Dataset rows |
"""

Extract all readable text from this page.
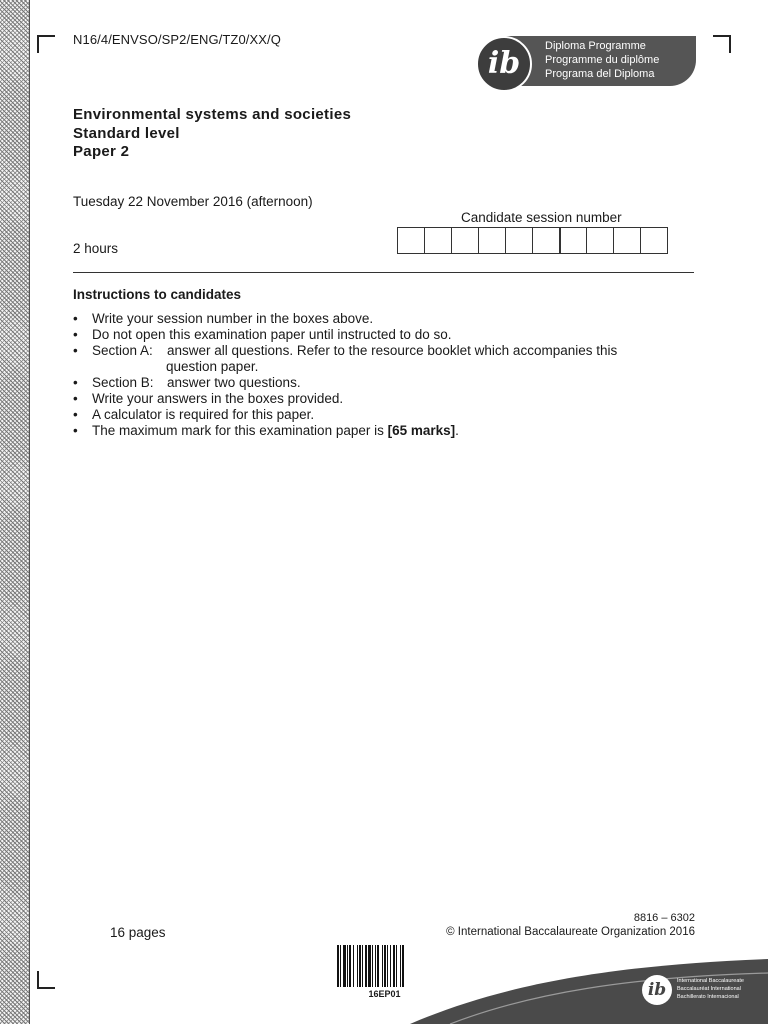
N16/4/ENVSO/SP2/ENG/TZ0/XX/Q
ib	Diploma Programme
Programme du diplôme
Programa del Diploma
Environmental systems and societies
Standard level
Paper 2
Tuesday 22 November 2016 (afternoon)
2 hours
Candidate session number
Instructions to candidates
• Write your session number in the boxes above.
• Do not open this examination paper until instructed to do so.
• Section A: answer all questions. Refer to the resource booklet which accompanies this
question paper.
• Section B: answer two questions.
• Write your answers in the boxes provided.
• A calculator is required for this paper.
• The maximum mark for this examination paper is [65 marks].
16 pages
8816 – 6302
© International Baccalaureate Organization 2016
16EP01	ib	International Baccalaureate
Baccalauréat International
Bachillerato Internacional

"""

Exercise goal | Pictures excluded, quote all the data above exactly.

Finished answer |
Extract all readable text from this page.
N16/4/ENVSO/SP2/ENG/TZ0/XX/Q
ib	Diploma Programme
Programme du diplôme
Programa del Diploma
Environmental systems and societies
Standard level
Paper 2
Tuesday 22 November 2016 (afternoon)
2 hours
Candidate session number
Instructions to candidates
• Write your session number in the boxes above.
• Do not open this examination paper until instructed to do so.
• Section A: answer all questions. Refer to the resource booklet which accompanies this
question paper.
• Section B: answer two questions.
• Write your answers in the boxes provided.
• A calculator is required for this paper.
• The maximum mark for this examination paper is [65 marks].
16 pages
8816 – 6302
© International Baccalaureate Organization 2016
16EP01	ib	International Baccalaureate
Baccalauréat International
Bachillerato Internacional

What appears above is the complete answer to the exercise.